--- START OF DATA SHOWN ---

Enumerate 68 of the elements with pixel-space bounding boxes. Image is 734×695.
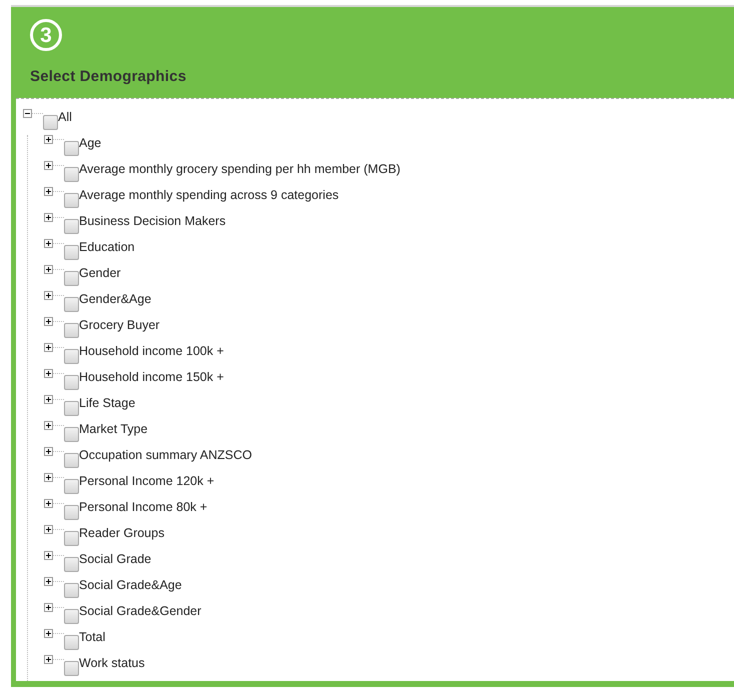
collapse-icon[interactable] xyxy=(23,109,32,118)
checkbox[interactable] xyxy=(64,661,79,676)
tree-item-label[interactable]: Education xyxy=(79,239,135,255)
tree-item-label[interactable]: Social Grade xyxy=(79,551,152,567)
tree-item-label[interactable]: All xyxy=(58,109,72,125)
tree-item-label[interactable]: Market Type xyxy=(79,421,148,437)
checkbox[interactable] xyxy=(64,167,79,182)
tree-item-label[interactable]: Social Grade&Age xyxy=(79,577,182,593)
expand-icon[interactable] xyxy=(44,317,53,326)
tree-item-label[interactable]: Household income 100k + xyxy=(79,343,224,359)
tree-item-label[interactable]: Business Decision Makers xyxy=(79,213,226,229)
expand-icon[interactable] xyxy=(44,447,53,456)
expand-icon[interactable] xyxy=(44,239,53,248)
tree-item-label[interactable]: Work status xyxy=(79,655,145,671)
checkbox[interactable] xyxy=(64,193,79,208)
expand-icon[interactable] xyxy=(44,135,53,144)
expand-icon[interactable] xyxy=(44,655,53,664)
step-number: 3 xyxy=(30,19,62,51)
tree-item-label[interactable]: Reader Groups xyxy=(79,525,164,541)
expand-icon[interactable] xyxy=(44,265,53,274)
expand-icon[interactable] xyxy=(44,369,53,378)
checkbox[interactable] xyxy=(64,349,79,364)
tree-item-label[interactable]: Personal Income 120k + xyxy=(79,473,214,489)
checkbox[interactable] xyxy=(64,271,79,286)
checkbox[interactable] xyxy=(64,323,79,338)
expand-icon[interactable] xyxy=(44,603,53,612)
checkbox[interactable] xyxy=(64,219,79,234)
expand-icon[interactable] xyxy=(44,577,53,586)
expand-icon[interactable] xyxy=(44,395,53,404)
tree-item-label[interactable]: Grocery Buyer xyxy=(79,317,160,333)
checkbox[interactable] xyxy=(64,375,79,390)
checkbox[interactable] xyxy=(43,115,58,130)
checkbox[interactable] xyxy=(64,401,79,416)
tree-item-label[interactable]: Gender xyxy=(79,265,121,281)
checkbox[interactable] xyxy=(64,141,79,156)
expand-icon[interactable] xyxy=(44,551,53,560)
checkbox[interactable] xyxy=(64,557,79,572)
expand-icon[interactable] xyxy=(44,473,53,482)
checkbox[interactable] xyxy=(64,479,79,494)
tree-item-label[interactable]: Social Grade&Gender xyxy=(79,603,202,619)
tree-item-label[interactable]: Total xyxy=(79,629,106,645)
expand-icon[interactable] xyxy=(44,343,53,352)
tree-item-label[interactable]: Life Stage xyxy=(79,395,136,411)
checkbox[interactable] xyxy=(64,427,79,442)
tree-item-label[interactable]: Gender&Age xyxy=(79,291,152,307)
checkbox[interactable] xyxy=(64,609,79,624)
tree-item-label[interactable]: Personal Income 80k + xyxy=(79,499,208,515)
expand-icon[interactable] xyxy=(44,187,53,196)
checkbox[interactable] xyxy=(64,245,79,260)
checkbox[interactable] xyxy=(64,635,79,650)
checkbox[interactable] xyxy=(64,531,79,546)
tree-item-label[interactable]: Occupation summary ANZSCO xyxy=(79,447,252,463)
checkbox[interactable] xyxy=(64,297,79,312)
section-title: Select Demographics xyxy=(30,68,188,85)
checkbox[interactable] xyxy=(64,453,79,468)
tree-item-label[interactable]: Household income 150k + xyxy=(79,369,224,385)
tree-item-label[interactable]: Age xyxy=(79,135,102,151)
tree-item-label[interactable]: Average monthly grocery spending per hh member (MGB) xyxy=(79,161,400,177)
expand-icon[interactable] xyxy=(44,499,53,508)
expand-icon[interactable] xyxy=(44,291,53,300)
checkbox[interactable] xyxy=(64,583,79,598)
expand-icon[interactable] xyxy=(44,161,53,170)
expand-icon[interactable] xyxy=(44,525,53,534)
checkbox[interactable] xyxy=(64,505,79,520)
expand-icon[interactable] xyxy=(44,421,53,430)
expand-icon[interactable] xyxy=(44,629,53,638)
expand-icon[interactable] xyxy=(44,213,53,222)
tree-item-label[interactable]: Average monthly spending across 9 categories xyxy=(79,187,339,203)
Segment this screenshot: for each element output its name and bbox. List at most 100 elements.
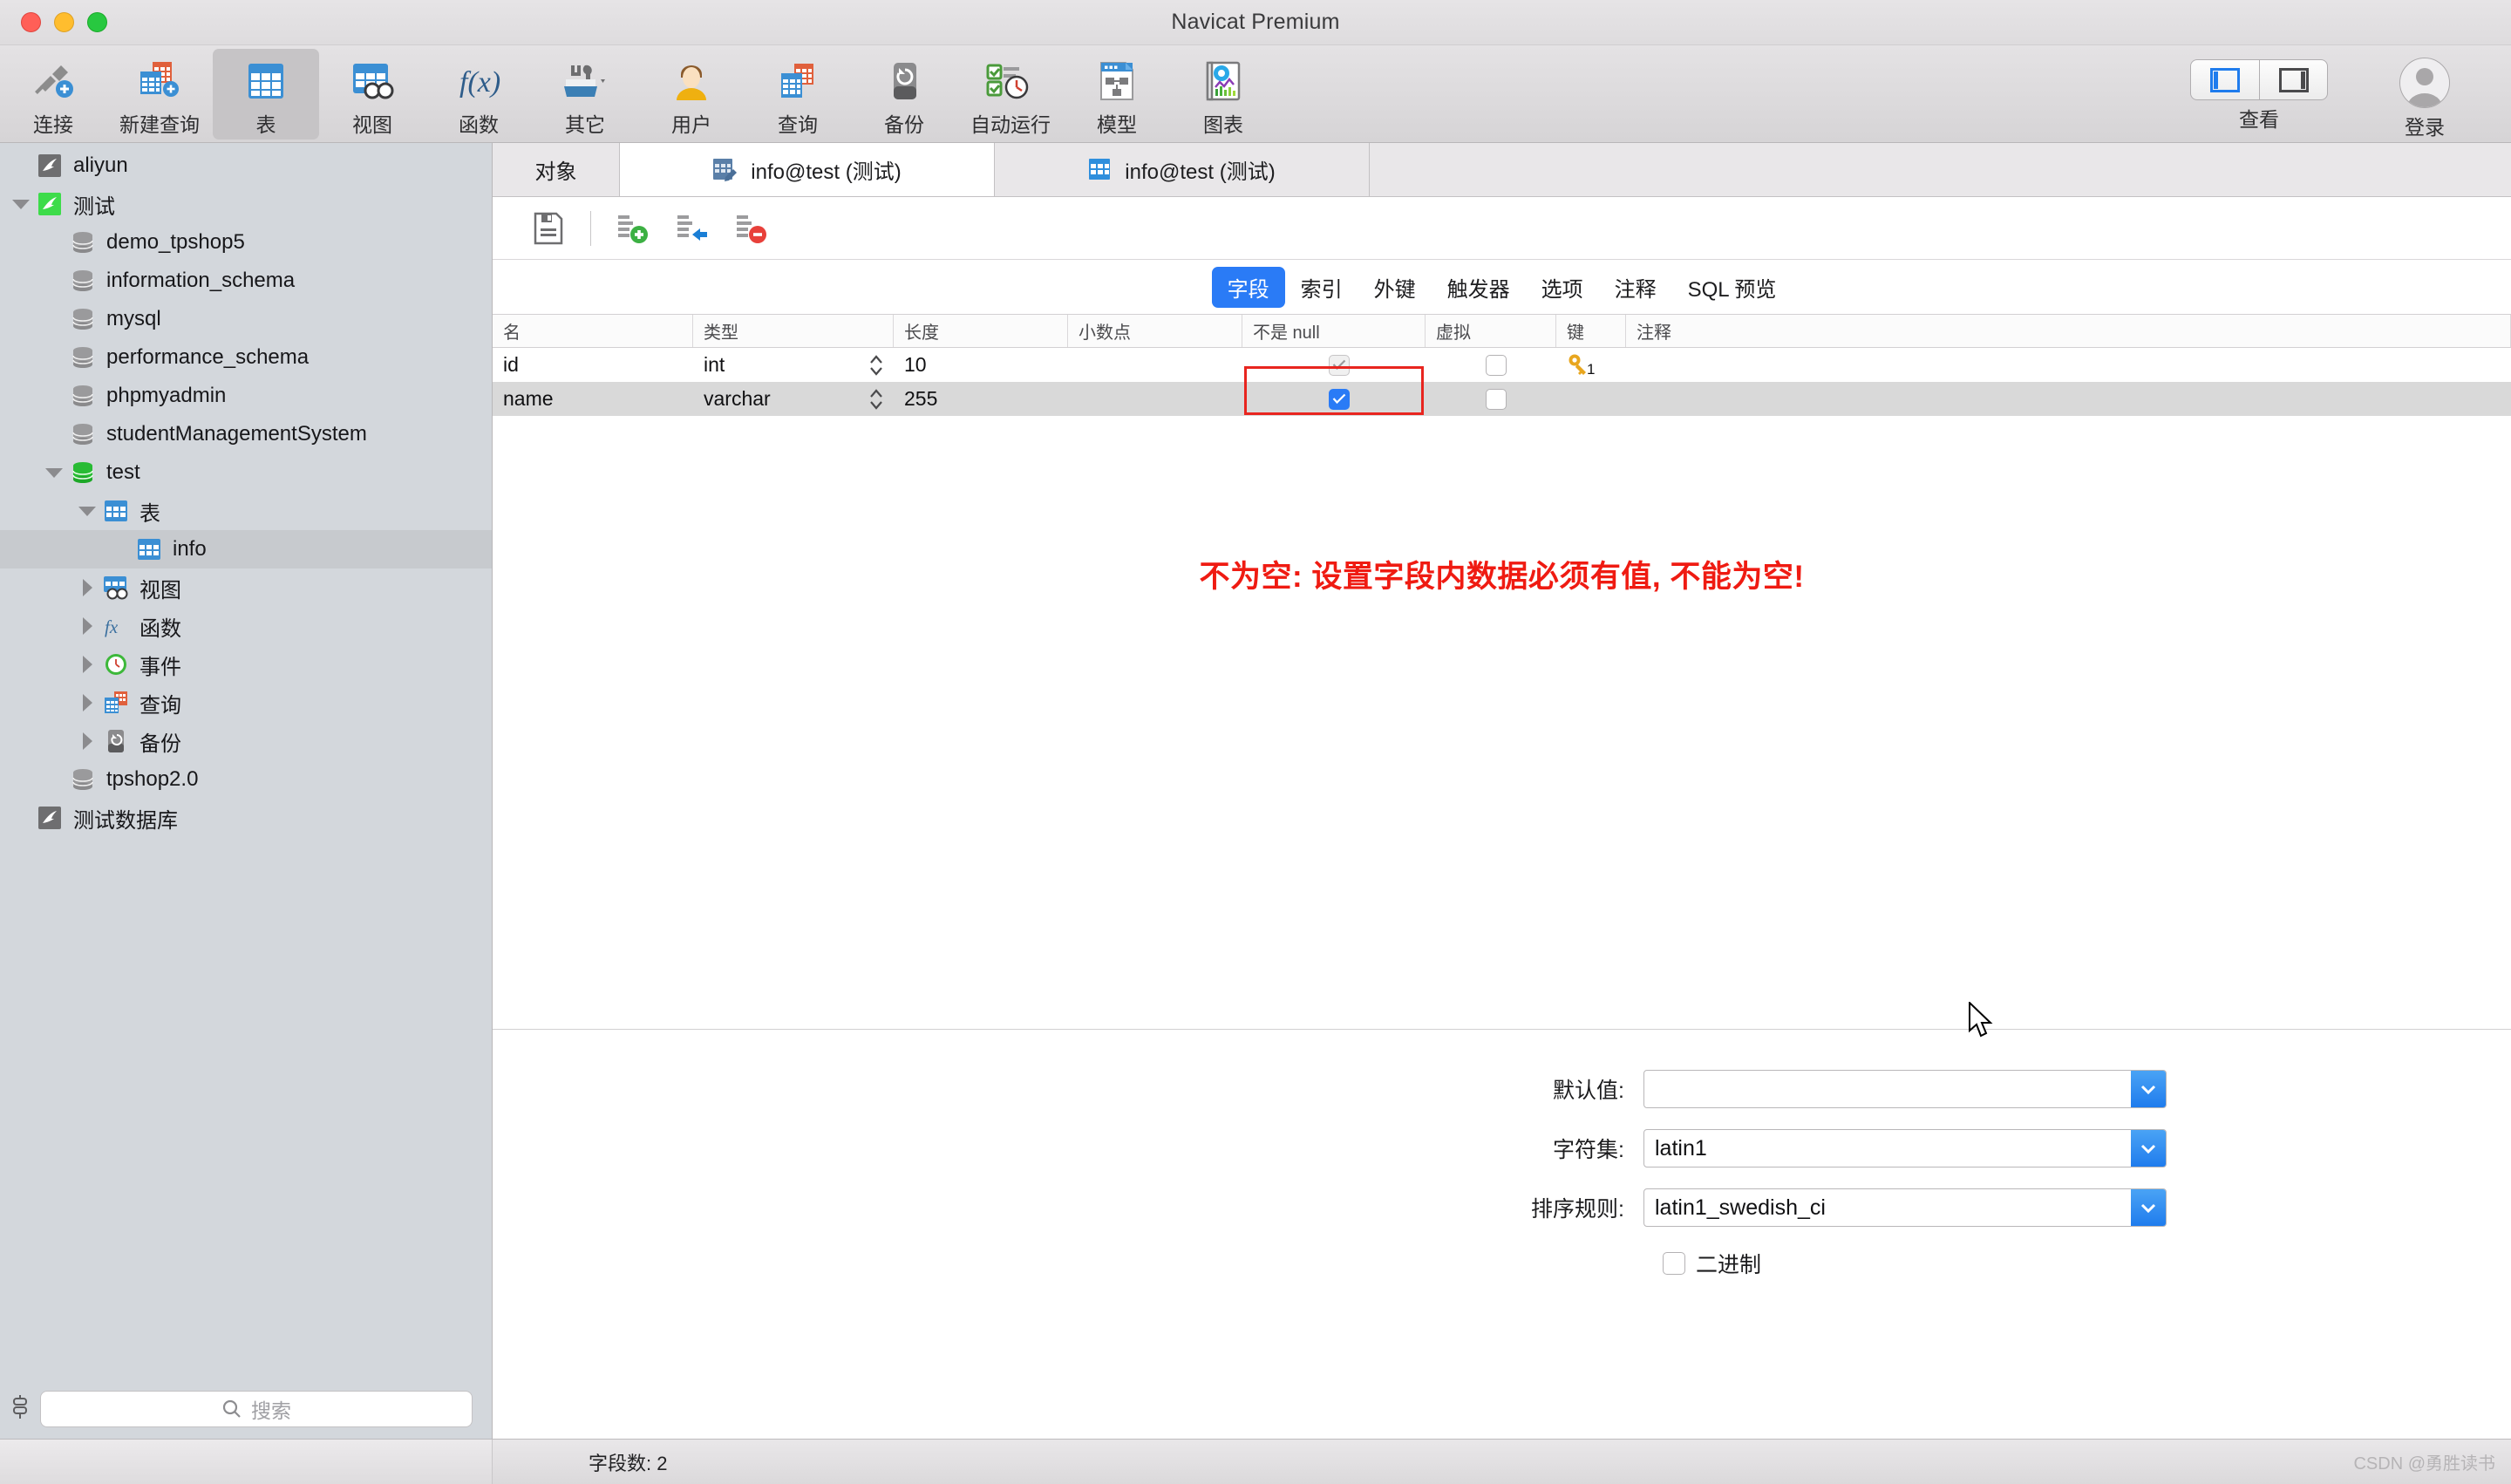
chevron-right-icon[interactable] (75, 732, 99, 750)
toolbar-item-table[interactable]: 表 (213, 49, 319, 140)
not-null-cell[interactable] (1242, 366, 1426, 416)
avatar[interactable] (2399, 58, 2450, 108)
charset-field[interactable]: latin1 (1644, 1130, 2131, 1167)
chevron-right-icon[interactable] (75, 579, 99, 596)
default-value-field[interactable] (1644, 1071, 2131, 1107)
chevron-right-icon[interactable] (75, 617, 99, 635)
virtual-cell[interactable] (1426, 348, 1556, 382)
field-type-cell[interactable]: int (693, 348, 894, 382)
table-row[interactable]: id int 10 1 (493, 348, 2511, 382)
grid-column-header[interactable]: 长度 (894, 315, 1068, 347)
tree-item-studentManagementSystem[interactable]: studentManagementSystem (0, 415, 492, 453)
tree-item-info[interactable]: info (0, 530, 492, 568)
tree-item-test[interactable]: test (0, 453, 492, 492)
show-right-panel-icon[interactable] (2259, 60, 2327, 99)
grid-column-header[interactable]: 虚拟 (1426, 315, 1556, 347)
field-name-cell[interactable]: id (493, 348, 693, 382)
tree-item-测试[interactable]: 测试 (0, 185, 492, 223)
chevron-down-icon[interactable] (2131, 1189, 2166, 1226)
not-null-checkbox[interactable] (1329, 388, 1350, 410)
tree-item-label: 查询 (140, 693, 181, 718)
tree-item-tpshop2.0[interactable]: tpshop2.0 (0, 760, 492, 799)
chevron-down-icon[interactable] (2131, 1071, 2166, 1107)
comment-cell[interactable] (1626, 348, 2511, 382)
not-null-cell[interactable] (1242, 348, 1426, 382)
tree-item-备份[interactable]: 备份 (0, 722, 492, 760)
add-field-button[interactable] (603, 203, 663, 254)
tab-document-2[interactable]: info@test (测试) (995, 143, 1370, 196)
key-cell[interactable] (1556, 382, 1626, 416)
subtab-6[interactable]: SQL 预览 (1672, 267, 1793, 308)
toolbar-item-new-query[interactable]: 新建查询 (106, 49, 213, 140)
tree-item-information_schema[interactable]: information_schema (0, 262, 492, 300)
chevron-down-icon[interactable] (2131, 1130, 2166, 1167)
virtual-checkbox[interactable] (1486, 388, 1507, 410)
delete-field-button[interactable] (722, 203, 781, 254)
show-left-panel-icon[interactable] (2191, 60, 2259, 99)
field-type-cell[interactable]: varchar (693, 382, 894, 416)
chevron-down-icon[interactable] (9, 199, 33, 209)
tab-document-1[interactable]: info@test (测试) (620, 143, 995, 196)
tree-item-aliyun[interactable]: aliyun (0, 146, 492, 185)
field-decimals-cell[interactable] (1068, 348, 1242, 382)
tree-item-demo_tpshop5[interactable]: demo_tpshop5 (0, 223, 492, 262)
collation-combobox[interactable]: latin1_swedish_ci (1643, 1188, 2167, 1227)
virtual-checkbox[interactable] (1486, 354, 1507, 376)
comment-cell[interactable] (1626, 382, 2511, 416)
tree-item-测试数据库[interactable]: 测试数据库 (0, 799, 492, 837)
tree-item-事件[interactable]: 事件 (0, 645, 492, 684)
type-stepper[interactable] (868, 386, 885, 412)
grid-column-header[interactable]: 名 (493, 315, 693, 347)
chevron-down-icon[interactable] (75, 506, 99, 516)
toolbar-item-backup[interactable]: 备份 (851, 49, 957, 140)
tab-objects[interactable]: 对象 (493, 143, 620, 196)
collation-field[interactable]: latin1_swedish_ci (1644, 1189, 2131, 1226)
tree-item-performance_schema[interactable]: performance_schema (0, 338, 492, 377)
search-input[interactable]: 搜索 (40, 1391, 473, 1427)
binary-checkbox[interactable] (1663, 1252, 1685, 1275)
tree-item-查询[interactable]: 查询 (0, 684, 492, 722)
toolbar-item-model[interactable]: 模型 (1064, 49, 1170, 140)
grid-column-header[interactable]: 键 (1556, 315, 1626, 347)
tree-item-mysql[interactable]: mysql (0, 300, 492, 338)
grid-column-header[interactable]: 小数点 (1068, 315, 1242, 347)
subtab-5[interactable]: 注释 (1599, 267, 1672, 308)
subtab-1[interactable]: 索引 (1285, 267, 1358, 308)
toolbar-item-automation[interactable]: 自动运行 (957, 49, 1064, 140)
tree-item-函数[interactable]: fx 函数 (0, 607, 492, 645)
chevron-down-icon[interactable] (42, 467, 66, 478)
subtab-4[interactable]: 选项 (1526, 267, 1599, 308)
subtab-2[interactable]: 外键 (1358, 267, 1432, 308)
chevron-right-icon[interactable] (75, 694, 99, 711)
not-null-checkbox[interactable] (1329, 354, 1350, 376)
chevron-right-icon[interactable] (75, 656, 99, 673)
grid-column-header[interactable]: 不是 null (1242, 315, 1426, 347)
subtab-3[interactable]: 触发器 (1432, 267, 1526, 308)
virtual-cell[interactable] (1426, 382, 1556, 416)
default-value-combobox[interactable] (1643, 1070, 2167, 1108)
toolbar-item-user[interactable]: 用户 (638, 49, 745, 140)
toolbar-item-function[interactable]: f(x) 函数 (425, 49, 532, 140)
login-group[interactable]: 登录 (2359, 49, 2490, 140)
charset-combobox[interactable]: latin1 (1643, 1129, 2167, 1167)
insert-field-button[interactable] (663, 203, 722, 254)
tree-item-表[interactable]: 表 (0, 492, 492, 530)
save-button[interactable] (519, 203, 578, 254)
grid-column-header[interactable]: 类型 (693, 315, 894, 347)
subtab-0[interactable]: 字段 (1211, 266, 1285, 308)
field-decimals-cell[interactable] (1068, 382, 1242, 416)
field-length-cell[interactable]: 255 (894, 382, 1068, 416)
field-length-cell[interactable]: 10 (894, 348, 1068, 382)
grid-column-header[interactable]: 注释 (1626, 315, 2511, 347)
toolbar-item-connection[interactable]: 连接 (0, 49, 106, 140)
key-cell[interactable]: 1 (1556, 348, 1626, 382)
toolbar-item-query[interactable]: 查询 (745, 49, 851, 140)
toolbar-item-view[interactable]: 视图 (319, 49, 425, 140)
toolbar-item-chart[interactable]: 图表 (1170, 49, 1276, 140)
toolbar-item-other[interactable]: 其它 (532, 49, 638, 140)
field-name-cell[interactable]: name (493, 382, 693, 416)
table-row[interactable]: name varchar 255 (493, 366, 2511, 416)
type-stepper[interactable] (868, 352, 885, 378)
tree-item-视图[interactable]: 视图 (0, 568, 492, 607)
tree-item-phpmyadmin[interactable]: phpmyadmin (0, 377, 492, 415)
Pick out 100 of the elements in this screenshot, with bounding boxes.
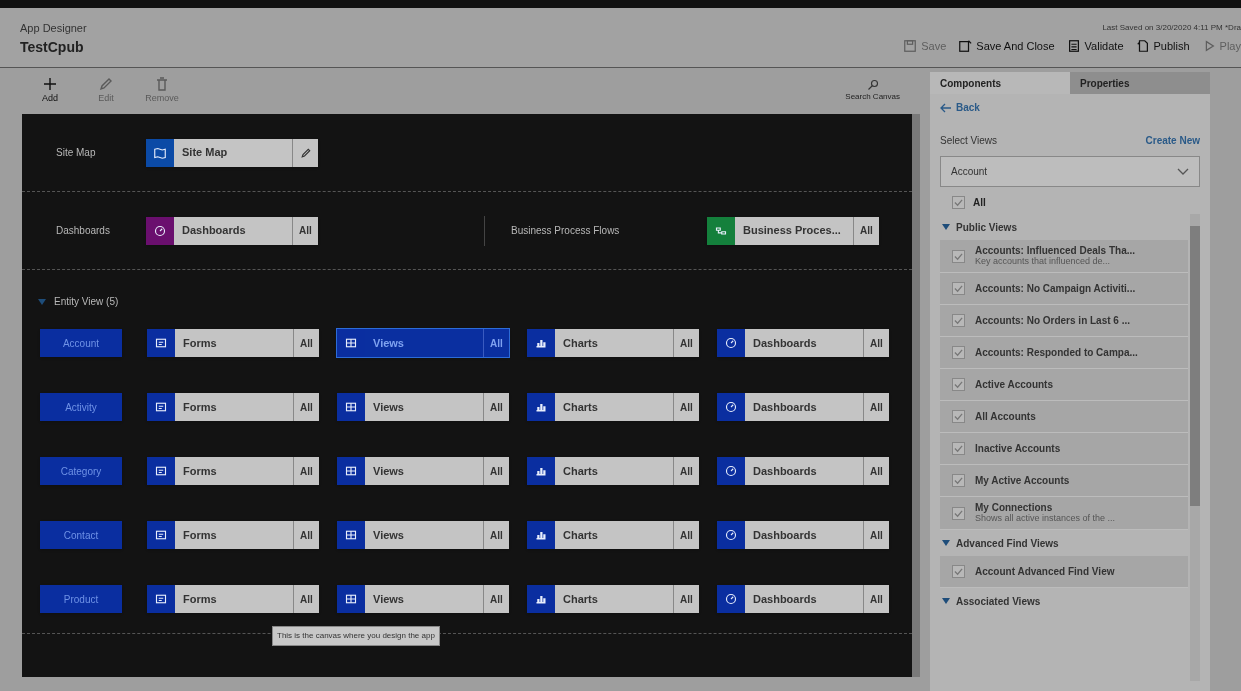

--- END OF DATA SHOWN ---

PROBLEM STATEMENT — Lay out the lines as a Markdown table with the columns Row and Line, starting at the line that contains "collapse-icon[interactable] xyxy=(23,109,32,118)" and ending at the line that contains "expand-icon[interactable] xyxy=(44,135,53,144)", both included. Leave out any blank lines.

CORRECT ANSWER —
| Row | Line |
|---|---|
| 1 | collapse-icon[interactable] xyxy=(23,109,32,118) |
| 2 | checkbox[interactable] xyxy=(64,661,79,676) |
| 3 | tree-item-label[interactable]: Education xyxy=(79,239,135,255) |
| 4 | tree-item-label[interactable]: Social Grade xyxy=(79,551,152,567) |
| 5 | tree-item-label[interactable]: All xyxy=(58,109,72,125) |
| 6 | tree-item-label[interactable]: Market Type xyxy=(79,421,148,437) |
| 7 | checkbox[interactable] xyxy=(64,167,79,182) |
| 8 | tree-item-label[interactable]: Social Grade&Age xyxy=(79,577,182,593) |
| 9 | expand-icon[interactable] xyxy=(44,317,53,326) |
| 10 | tree-item-label[interactable]: Household income 100k + xyxy=(79,343,224,359) |
| 11 | tree-item-label[interactable]: Business Decision Makers xyxy=(79,213,226,229) |
| 12 | expand-icon[interactable] xyxy=(44,447,53,456) |
| 13 | expand-icon[interactable] xyxy=(44,239,53,248) |
| 14 | tree-item-label[interactable]: Work status xyxy=(79,655,145,671) |
| 15 | checkbox[interactable] xyxy=(64,193,79,208) |
| 16 | expand-icon[interactable] xyxy=(44,135,53,144) |